INSTRUCTIONS FOR THE TASK. Go through the entries below, tally each line with the string "société", and give the final number by itself.

DATA SHOWN.
· · ·
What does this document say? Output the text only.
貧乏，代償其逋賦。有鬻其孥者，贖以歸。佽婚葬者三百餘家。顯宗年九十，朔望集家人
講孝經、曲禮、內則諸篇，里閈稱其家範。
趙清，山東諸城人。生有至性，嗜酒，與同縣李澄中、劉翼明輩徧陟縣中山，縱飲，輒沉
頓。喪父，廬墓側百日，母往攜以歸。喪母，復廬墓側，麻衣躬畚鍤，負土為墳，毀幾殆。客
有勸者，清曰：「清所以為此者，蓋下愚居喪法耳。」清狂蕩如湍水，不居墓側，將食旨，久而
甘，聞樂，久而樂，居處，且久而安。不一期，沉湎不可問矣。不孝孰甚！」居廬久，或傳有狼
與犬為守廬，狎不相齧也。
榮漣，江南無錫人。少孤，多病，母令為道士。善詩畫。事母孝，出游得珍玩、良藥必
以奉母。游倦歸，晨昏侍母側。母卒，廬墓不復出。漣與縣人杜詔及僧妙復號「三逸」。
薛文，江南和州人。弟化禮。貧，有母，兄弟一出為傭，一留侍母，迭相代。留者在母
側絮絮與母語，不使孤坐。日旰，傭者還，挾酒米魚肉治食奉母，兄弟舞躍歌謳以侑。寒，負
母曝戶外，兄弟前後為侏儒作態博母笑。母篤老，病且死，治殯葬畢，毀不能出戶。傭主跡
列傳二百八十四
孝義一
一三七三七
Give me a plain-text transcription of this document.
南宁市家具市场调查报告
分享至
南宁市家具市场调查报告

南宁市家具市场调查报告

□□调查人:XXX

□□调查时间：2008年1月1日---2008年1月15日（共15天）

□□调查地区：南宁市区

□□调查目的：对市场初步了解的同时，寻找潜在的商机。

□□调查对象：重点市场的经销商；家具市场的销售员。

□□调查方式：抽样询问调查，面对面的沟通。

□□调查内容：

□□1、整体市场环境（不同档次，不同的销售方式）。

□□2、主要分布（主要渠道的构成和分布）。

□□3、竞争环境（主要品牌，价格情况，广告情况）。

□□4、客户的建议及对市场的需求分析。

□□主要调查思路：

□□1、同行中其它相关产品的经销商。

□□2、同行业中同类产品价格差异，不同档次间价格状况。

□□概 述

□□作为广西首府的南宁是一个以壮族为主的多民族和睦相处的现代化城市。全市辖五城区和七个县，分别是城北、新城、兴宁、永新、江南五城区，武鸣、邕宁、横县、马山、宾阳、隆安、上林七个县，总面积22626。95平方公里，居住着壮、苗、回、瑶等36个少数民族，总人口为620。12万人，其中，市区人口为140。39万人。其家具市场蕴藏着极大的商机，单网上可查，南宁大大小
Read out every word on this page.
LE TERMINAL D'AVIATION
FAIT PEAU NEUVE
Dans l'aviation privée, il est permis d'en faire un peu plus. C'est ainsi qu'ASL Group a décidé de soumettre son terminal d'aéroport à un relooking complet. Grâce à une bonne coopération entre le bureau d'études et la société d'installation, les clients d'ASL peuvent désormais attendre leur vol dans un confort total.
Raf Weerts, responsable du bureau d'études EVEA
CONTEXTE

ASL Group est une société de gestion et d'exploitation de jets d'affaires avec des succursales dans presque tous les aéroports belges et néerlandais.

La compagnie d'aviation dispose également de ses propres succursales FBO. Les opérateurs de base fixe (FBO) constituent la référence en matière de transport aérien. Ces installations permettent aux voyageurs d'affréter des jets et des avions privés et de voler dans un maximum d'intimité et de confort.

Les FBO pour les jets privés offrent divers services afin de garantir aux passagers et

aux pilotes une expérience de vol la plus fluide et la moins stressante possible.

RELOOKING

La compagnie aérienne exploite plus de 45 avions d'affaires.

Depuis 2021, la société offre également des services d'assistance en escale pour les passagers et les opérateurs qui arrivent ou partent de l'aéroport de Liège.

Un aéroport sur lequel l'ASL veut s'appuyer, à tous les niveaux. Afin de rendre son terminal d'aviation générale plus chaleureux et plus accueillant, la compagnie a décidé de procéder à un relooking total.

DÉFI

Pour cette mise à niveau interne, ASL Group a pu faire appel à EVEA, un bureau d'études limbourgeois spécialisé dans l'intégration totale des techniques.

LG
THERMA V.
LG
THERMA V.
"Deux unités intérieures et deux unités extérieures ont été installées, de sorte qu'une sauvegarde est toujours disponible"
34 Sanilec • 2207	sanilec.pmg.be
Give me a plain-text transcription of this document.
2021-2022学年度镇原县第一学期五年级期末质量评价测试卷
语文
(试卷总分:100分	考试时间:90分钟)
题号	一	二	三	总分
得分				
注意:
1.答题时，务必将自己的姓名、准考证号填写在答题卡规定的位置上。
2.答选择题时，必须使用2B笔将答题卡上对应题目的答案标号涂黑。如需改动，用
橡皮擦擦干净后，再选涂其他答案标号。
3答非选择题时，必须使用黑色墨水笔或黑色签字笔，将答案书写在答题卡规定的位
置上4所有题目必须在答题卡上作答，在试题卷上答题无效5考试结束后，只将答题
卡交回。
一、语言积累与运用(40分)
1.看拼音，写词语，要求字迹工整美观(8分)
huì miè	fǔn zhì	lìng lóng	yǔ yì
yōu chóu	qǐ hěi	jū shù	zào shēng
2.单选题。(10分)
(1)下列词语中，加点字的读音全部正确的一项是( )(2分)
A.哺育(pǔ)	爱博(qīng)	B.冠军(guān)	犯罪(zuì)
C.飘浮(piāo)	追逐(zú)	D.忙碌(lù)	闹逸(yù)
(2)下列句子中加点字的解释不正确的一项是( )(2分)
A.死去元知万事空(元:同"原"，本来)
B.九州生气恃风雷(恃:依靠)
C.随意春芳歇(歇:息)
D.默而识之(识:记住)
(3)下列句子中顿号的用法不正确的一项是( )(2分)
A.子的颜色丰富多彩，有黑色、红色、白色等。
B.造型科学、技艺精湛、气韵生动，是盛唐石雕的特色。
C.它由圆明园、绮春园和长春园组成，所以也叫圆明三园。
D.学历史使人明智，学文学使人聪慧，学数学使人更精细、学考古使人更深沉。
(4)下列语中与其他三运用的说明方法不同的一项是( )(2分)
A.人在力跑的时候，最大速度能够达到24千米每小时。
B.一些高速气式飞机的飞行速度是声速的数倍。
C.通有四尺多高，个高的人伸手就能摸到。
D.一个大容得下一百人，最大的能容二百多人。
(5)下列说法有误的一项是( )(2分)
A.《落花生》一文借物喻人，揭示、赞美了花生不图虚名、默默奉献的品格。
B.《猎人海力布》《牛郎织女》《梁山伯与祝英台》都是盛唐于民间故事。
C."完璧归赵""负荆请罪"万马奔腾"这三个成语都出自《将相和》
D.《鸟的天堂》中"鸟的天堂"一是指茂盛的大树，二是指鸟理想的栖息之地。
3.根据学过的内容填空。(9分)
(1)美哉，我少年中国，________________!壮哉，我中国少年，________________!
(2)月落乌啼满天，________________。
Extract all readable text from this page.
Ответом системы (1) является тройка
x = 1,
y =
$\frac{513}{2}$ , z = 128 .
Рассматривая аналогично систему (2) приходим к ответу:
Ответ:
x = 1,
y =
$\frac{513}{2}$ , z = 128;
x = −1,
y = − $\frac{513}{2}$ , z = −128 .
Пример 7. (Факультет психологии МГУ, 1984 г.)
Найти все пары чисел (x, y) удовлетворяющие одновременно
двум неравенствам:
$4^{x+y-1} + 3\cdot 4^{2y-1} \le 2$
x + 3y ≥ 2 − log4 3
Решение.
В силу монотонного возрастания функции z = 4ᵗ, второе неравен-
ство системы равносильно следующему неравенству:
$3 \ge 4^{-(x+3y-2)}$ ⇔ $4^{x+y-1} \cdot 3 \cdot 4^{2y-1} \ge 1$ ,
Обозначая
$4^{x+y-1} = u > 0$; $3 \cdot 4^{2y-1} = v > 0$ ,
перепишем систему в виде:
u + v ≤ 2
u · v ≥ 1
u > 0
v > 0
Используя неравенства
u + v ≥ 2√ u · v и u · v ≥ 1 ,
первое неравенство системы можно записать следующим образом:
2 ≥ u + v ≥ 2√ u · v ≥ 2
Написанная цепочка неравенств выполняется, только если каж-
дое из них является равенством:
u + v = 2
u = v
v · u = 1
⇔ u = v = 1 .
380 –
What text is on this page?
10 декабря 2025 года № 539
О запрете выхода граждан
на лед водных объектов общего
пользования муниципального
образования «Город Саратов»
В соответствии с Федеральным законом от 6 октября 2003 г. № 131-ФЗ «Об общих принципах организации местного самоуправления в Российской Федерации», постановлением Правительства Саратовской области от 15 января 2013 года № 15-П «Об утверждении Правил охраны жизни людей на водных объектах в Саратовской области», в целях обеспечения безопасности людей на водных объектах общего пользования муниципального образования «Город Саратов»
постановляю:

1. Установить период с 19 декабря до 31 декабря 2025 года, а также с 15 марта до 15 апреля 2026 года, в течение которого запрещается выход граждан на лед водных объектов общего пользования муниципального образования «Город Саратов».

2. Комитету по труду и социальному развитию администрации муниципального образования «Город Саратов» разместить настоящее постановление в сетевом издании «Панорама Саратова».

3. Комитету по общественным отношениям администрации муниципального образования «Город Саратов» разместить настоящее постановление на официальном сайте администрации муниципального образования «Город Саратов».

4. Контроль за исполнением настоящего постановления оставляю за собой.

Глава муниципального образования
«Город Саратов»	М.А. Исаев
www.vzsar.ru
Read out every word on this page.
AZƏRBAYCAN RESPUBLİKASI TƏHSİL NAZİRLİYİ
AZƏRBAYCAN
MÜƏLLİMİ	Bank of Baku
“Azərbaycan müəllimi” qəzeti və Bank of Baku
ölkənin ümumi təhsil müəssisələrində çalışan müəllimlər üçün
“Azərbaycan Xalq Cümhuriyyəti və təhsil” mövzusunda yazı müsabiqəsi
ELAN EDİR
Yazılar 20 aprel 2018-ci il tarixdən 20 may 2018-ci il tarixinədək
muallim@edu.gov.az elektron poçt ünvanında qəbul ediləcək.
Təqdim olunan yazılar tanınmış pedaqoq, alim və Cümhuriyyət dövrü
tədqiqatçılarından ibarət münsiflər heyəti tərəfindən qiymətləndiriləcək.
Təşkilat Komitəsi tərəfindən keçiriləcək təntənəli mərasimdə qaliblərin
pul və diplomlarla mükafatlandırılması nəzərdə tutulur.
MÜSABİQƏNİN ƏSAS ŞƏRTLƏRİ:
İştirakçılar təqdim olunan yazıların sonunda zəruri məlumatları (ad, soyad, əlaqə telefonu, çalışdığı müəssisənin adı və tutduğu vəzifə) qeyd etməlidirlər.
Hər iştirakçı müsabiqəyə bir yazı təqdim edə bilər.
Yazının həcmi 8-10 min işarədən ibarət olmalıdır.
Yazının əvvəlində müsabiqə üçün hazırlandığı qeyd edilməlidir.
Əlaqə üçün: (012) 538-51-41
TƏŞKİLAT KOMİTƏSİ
· · ·
EXPECTED ANSWER. 3